(Job): In the material below, find all lines with the string "слив" and copy them.

(Dataset entries):

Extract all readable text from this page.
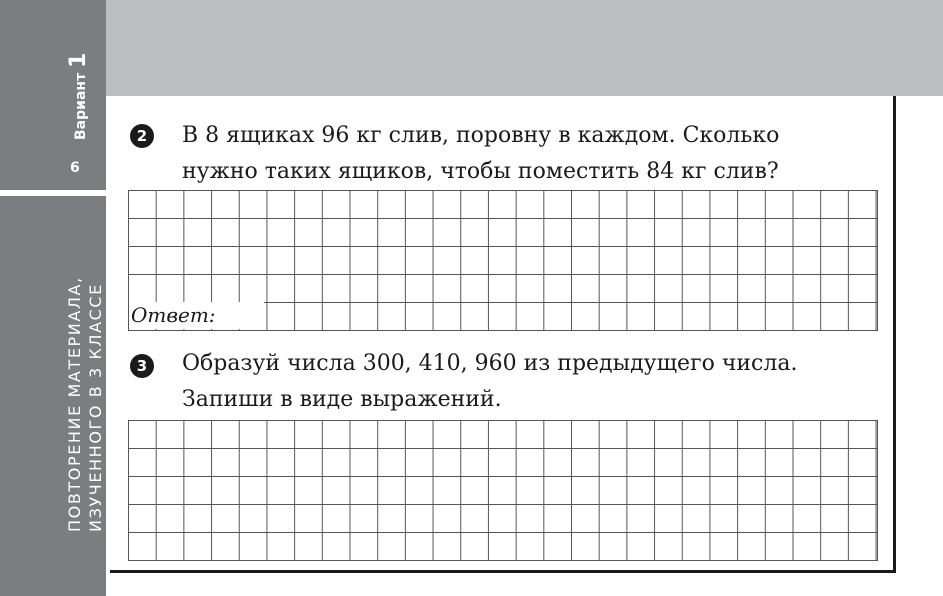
Вариант 1
6
ПОВТОРЕНИЕ МАТЕРИАЛА, ИЗУЧЕННОГО В 3 КЛАССЕ
2	В 8 ящиках 96 кг слив, поровну в каждом. Сколько
нужно таких ящиков, чтобы поместить 84 кг слив?
Ответ:
3	Образуй числа 300, 410, 960 из предыдущего числа.
Запиши в виде выражений.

(Completed task):
2	В 8 ящиках 96 кг слив, поровну в каждом. Сколько
нужно таких ящиков, чтобы поместить 84 кг слив?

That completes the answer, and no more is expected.